Supplied material –
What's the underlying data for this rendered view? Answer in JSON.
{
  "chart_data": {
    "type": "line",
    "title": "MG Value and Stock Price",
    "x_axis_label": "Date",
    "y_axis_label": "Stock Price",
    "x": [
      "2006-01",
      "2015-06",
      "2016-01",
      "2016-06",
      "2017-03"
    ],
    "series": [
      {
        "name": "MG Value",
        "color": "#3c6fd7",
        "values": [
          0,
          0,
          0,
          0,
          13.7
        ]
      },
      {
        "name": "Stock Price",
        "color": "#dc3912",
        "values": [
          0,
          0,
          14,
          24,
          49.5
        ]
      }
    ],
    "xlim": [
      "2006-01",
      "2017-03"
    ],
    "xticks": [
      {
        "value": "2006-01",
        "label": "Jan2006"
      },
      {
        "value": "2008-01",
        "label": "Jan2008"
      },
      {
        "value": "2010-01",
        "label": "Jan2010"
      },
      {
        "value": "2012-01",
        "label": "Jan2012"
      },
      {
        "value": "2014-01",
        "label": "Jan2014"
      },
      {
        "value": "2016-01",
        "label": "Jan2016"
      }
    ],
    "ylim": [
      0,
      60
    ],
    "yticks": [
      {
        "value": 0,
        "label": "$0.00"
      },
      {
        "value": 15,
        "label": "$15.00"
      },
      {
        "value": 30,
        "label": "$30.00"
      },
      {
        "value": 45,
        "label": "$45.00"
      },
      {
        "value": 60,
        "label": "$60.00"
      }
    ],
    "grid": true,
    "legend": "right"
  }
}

Brief –
Take the listing above and set it down exactly.

Written response –
What's the underlying data for this rendered view? Answer in JSON.
{
  "chart_data": {
    "type": "line",
    "title": "MG Value and Stock Price",
    "x_axis_label": "Date",
    "y_axis_label": "Stock Price",
    "x": [
      "2006-01",
      "2015-06",
      "2016-01",
      "2016-06",
      "2017-03"
    ],
    "series": [
      {
        "name": "MG Value",
        "color": "#3c6fd7",
        "values": [
          0,
          0,
          0,
          0,
          13.7
        ]
      },
      {
        "name": "Stock Price",
        "color": "#dc3912",
        "values": [
          0,
          0,
          14,
          24,
          49.5
        ]
      }
    ],
    "xlim": [
      "2006-01",
      "2017-03"
    ],
    "xticks": [
      {
        "value": "2006-01",
        "label": "Jan2006"
      },
      {
        "value": "2008-01",
        "label": "Jan2008"
      },
      {
        "value": "2010-01",
        "label": "Jan2010"
      },
      {
        "value": "2012-01",
        "label": "Jan2012"
      },
      {
        "value": "2014-01",
        "label": "Jan2014"
      },
      {
        "value": "2016-01",
        "label": "Jan2016"
      }
    ],
    "ylim": [
      0,
      60
    ],
    "yticks": [
      {
        "value": 0,
        "label": "$0.00"
      },
      {
        "value": 15,
        "label": "$15.00"
      },
      {
        "value": 30,
        "label": "$30.00"
      },
      {
        "value": 45,
        "label": "$45.00"
      },
      {
        "value": 60,
        "label": "$60.00"
      }
    ],
    "grid": true,
    "legend": "right"
  }
}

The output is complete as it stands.